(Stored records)
──────

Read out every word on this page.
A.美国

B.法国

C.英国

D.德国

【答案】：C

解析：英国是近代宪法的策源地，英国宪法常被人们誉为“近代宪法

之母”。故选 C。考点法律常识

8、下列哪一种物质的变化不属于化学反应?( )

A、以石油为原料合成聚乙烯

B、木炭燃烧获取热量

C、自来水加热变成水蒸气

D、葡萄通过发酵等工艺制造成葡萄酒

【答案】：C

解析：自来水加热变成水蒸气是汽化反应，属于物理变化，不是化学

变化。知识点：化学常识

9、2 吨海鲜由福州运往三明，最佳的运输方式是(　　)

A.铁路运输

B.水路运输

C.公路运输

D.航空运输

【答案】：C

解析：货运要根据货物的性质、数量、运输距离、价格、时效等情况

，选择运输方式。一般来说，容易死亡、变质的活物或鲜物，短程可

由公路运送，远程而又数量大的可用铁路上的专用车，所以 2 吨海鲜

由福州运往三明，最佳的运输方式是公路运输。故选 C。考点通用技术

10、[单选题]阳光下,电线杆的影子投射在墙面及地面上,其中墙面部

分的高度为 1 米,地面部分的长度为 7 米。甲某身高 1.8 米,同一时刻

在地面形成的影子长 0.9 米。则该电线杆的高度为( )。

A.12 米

──────

— Problem requirements —
Exactly as shown, repeat every record.

— The solution —
Read out every word on this page.
A.美国

B.法国

C.英国

D.德国

【答案】：C

解析：英国是近代宪法的策源地，英国宪法常被人们誉为“近代宪法

之母”。故选 C。考点法律常识

8、下列哪一种物质的变化不属于化学反应?( )

A、以石油为原料合成聚乙烯

B、木炭燃烧获取热量

C、自来水加热变成水蒸气

D、葡萄通过发酵等工艺制造成葡萄酒

【答案】：C

解析：自来水加热变成水蒸气是汽化反应，属于物理变化，不是化学

变化。知识点：化学常识

9、2 吨海鲜由福州运往三明，最佳的运输方式是(　　)

A.铁路运输

B.水路运输

C.公路运输

D.航空运输

【答案】：C

解析：货运要根据货物的性质、数量、运输距离、价格、时效等情况

，选择运输方式。一般来说，容易死亡、变质的活物或鲜物，短程可

由公路运送，远程而又数量大的可用铁路上的专用车，所以 2 吨海鲜

由福州运往三明，最佳的运输方式是公路运输。故选 C。考点通用技术

10、[单选题]阳光下,电线杆的影子投射在墙面及地面上,其中墙面部

分的高度为 1 米,地面部分的长度为 7 米。甲某身高 1.8 米,同一时刻

在地面形成的影子长 0.9 米。则该电线杆的高度为( )。

A.12 米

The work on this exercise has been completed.